What to do: Note how many lines contain "screenshot" and give that number, with nothing else.

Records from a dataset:
[start]
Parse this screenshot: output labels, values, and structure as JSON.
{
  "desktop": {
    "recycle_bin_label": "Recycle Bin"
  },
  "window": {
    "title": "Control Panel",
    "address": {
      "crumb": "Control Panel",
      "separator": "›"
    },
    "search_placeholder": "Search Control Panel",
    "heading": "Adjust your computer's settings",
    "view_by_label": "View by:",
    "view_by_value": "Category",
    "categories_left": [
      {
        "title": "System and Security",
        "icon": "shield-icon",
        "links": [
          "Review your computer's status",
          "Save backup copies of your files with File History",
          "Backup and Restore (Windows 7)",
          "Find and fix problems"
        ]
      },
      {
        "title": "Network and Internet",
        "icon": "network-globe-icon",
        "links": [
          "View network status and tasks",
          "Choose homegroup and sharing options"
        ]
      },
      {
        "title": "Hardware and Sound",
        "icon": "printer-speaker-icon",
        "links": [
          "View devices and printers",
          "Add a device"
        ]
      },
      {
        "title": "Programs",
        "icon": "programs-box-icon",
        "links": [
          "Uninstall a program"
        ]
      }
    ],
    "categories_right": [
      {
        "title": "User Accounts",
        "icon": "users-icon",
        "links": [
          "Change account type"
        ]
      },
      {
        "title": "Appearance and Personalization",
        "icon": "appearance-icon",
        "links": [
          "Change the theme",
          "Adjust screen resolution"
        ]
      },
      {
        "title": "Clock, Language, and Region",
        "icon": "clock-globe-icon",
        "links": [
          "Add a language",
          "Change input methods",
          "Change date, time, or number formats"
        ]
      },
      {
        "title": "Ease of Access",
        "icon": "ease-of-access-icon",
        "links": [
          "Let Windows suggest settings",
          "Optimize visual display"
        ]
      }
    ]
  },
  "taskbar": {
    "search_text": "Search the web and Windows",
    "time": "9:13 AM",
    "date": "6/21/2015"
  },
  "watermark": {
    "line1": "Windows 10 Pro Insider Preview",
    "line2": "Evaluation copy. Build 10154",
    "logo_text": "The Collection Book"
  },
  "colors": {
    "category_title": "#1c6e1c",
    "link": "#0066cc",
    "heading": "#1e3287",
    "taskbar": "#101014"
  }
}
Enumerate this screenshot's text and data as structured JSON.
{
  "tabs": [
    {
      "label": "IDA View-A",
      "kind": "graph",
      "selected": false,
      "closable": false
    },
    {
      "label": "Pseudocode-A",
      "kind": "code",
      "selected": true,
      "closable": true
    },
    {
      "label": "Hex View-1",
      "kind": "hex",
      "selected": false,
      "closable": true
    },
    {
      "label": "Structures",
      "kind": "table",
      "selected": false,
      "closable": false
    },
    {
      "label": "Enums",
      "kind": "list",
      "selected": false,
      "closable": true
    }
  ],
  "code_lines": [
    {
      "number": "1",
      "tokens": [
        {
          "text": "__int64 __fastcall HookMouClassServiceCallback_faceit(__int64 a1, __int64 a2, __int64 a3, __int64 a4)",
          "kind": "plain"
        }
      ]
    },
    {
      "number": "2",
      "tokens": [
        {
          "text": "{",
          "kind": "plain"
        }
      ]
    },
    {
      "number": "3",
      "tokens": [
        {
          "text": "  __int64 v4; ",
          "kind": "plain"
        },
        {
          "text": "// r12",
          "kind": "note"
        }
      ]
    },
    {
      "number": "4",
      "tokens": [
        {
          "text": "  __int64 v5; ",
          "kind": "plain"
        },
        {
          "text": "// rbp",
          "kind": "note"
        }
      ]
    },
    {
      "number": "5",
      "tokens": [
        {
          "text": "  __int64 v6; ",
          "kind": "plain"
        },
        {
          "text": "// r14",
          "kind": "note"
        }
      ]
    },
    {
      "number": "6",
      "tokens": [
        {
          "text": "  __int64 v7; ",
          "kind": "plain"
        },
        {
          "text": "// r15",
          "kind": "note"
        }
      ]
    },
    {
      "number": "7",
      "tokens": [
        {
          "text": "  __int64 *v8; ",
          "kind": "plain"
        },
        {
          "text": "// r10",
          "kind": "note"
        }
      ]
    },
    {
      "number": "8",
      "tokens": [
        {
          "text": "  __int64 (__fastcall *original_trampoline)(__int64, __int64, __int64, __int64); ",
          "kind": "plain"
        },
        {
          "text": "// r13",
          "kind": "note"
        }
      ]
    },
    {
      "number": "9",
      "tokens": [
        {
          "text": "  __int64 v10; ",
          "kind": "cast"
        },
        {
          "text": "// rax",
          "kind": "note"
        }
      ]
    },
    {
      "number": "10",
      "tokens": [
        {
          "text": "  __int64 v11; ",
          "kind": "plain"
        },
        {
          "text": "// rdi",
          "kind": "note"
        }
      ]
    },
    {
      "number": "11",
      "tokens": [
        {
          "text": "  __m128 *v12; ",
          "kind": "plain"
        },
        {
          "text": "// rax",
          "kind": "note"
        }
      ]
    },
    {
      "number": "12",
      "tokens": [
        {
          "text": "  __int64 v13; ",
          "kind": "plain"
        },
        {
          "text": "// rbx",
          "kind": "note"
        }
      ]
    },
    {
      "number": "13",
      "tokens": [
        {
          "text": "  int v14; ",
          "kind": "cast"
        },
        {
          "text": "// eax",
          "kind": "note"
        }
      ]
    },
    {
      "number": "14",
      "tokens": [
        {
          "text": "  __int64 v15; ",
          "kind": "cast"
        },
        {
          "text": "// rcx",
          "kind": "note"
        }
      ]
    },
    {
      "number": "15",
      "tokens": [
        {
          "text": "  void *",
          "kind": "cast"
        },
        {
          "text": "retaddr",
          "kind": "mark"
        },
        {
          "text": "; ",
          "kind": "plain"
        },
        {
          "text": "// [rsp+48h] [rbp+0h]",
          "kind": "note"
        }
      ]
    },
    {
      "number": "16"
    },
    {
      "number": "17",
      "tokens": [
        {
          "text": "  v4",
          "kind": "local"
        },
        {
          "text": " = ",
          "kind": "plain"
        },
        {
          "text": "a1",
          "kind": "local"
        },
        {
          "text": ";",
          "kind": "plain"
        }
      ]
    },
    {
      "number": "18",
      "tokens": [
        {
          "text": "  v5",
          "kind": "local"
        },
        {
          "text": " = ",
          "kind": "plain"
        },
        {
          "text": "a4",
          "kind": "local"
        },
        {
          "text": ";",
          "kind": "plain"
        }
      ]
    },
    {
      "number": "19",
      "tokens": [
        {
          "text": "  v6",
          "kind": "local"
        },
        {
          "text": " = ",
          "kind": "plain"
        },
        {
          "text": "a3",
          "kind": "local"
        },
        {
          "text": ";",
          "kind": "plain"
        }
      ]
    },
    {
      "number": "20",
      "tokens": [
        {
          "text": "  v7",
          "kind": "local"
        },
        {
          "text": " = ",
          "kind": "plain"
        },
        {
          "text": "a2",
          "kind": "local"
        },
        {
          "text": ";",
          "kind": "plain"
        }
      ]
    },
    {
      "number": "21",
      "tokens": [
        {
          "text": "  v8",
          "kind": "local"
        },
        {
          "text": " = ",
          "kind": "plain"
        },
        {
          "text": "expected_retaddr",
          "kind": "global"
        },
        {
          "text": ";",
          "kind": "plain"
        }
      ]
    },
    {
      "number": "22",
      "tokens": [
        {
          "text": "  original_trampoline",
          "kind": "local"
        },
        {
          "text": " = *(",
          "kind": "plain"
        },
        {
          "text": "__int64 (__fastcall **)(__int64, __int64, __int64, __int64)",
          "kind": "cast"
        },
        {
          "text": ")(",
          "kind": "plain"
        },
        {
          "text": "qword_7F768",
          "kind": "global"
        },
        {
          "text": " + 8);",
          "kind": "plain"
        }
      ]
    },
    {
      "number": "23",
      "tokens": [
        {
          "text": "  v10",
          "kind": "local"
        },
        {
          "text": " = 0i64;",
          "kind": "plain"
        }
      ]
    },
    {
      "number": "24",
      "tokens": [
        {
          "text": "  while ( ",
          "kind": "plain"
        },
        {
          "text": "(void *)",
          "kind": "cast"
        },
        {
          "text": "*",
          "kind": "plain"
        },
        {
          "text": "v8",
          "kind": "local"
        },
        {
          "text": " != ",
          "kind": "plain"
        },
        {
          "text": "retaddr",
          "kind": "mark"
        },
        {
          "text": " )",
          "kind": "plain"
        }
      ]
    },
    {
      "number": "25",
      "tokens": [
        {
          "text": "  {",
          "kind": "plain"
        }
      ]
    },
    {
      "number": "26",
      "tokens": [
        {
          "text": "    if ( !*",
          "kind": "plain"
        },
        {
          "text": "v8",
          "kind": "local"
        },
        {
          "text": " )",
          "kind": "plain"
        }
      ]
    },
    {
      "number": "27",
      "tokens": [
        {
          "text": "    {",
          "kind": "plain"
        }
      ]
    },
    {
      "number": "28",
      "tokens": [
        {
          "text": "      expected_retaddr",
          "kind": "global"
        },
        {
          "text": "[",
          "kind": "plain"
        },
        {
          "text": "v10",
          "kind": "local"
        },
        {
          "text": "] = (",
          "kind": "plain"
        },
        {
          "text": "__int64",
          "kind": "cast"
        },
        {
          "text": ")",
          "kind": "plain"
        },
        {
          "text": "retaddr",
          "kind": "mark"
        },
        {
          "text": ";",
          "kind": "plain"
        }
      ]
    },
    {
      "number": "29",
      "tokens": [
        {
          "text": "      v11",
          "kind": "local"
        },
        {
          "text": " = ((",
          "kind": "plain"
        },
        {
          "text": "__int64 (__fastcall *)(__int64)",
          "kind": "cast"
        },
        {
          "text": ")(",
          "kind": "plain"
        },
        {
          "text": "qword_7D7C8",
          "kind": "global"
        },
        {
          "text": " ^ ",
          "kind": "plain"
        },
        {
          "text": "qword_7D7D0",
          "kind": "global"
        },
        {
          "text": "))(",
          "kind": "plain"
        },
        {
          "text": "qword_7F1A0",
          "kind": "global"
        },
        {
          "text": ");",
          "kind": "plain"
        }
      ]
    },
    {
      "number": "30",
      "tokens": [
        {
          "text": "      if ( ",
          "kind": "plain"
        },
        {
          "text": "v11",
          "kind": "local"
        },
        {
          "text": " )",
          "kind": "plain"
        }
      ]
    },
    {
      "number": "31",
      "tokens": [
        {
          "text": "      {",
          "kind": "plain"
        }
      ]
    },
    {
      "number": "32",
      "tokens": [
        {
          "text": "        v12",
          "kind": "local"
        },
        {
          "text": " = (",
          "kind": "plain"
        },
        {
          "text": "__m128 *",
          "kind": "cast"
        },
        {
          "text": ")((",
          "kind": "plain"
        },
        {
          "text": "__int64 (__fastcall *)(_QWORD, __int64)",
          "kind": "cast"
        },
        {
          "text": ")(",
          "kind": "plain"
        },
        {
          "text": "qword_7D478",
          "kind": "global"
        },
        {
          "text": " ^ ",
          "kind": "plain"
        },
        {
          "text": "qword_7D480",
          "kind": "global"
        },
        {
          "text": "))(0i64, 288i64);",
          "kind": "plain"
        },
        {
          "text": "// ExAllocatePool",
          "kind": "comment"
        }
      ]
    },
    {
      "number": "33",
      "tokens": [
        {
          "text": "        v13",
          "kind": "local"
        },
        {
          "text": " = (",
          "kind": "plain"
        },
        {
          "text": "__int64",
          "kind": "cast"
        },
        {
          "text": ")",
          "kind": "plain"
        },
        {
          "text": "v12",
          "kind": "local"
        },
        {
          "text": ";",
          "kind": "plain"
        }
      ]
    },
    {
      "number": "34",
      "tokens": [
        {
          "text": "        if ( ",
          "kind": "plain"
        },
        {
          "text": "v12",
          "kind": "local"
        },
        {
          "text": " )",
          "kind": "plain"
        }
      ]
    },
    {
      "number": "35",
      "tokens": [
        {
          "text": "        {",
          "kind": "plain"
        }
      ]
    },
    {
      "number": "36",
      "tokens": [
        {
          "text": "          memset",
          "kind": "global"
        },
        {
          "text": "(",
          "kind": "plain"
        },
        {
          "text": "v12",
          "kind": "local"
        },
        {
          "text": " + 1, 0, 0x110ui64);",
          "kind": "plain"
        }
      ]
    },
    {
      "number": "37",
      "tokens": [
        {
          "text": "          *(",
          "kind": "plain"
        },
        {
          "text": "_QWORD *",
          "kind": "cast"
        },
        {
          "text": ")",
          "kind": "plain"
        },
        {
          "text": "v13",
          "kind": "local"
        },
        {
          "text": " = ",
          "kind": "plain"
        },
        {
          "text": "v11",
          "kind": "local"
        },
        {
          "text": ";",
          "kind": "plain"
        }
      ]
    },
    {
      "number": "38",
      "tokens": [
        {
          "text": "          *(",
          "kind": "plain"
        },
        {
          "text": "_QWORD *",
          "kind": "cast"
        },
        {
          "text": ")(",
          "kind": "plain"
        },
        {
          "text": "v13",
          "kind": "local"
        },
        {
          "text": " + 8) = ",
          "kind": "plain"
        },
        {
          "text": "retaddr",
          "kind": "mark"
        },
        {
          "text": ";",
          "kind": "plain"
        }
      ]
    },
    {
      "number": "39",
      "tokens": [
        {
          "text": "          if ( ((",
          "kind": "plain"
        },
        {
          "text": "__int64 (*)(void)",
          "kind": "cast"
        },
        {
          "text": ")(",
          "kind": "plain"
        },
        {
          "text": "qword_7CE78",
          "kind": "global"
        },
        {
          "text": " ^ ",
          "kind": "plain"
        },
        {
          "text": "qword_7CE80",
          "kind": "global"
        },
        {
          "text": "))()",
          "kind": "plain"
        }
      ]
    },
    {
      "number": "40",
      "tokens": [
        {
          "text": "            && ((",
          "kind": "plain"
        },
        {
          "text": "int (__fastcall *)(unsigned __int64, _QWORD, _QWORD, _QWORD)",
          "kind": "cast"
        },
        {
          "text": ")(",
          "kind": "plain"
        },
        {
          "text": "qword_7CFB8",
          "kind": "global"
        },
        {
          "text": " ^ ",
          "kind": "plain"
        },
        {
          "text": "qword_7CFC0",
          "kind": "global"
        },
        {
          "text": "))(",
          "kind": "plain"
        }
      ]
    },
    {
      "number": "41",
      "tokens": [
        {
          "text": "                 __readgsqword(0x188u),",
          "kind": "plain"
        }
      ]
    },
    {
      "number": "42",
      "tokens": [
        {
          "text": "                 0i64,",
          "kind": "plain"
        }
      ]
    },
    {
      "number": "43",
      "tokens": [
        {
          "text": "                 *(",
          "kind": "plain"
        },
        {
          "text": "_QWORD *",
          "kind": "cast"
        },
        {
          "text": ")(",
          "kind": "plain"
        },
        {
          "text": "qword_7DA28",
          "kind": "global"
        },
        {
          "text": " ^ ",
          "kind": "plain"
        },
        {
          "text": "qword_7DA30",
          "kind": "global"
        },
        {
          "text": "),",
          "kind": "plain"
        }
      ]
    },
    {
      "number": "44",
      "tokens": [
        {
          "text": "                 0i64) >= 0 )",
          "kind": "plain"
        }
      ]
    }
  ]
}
[end]
Response for this exercise: 2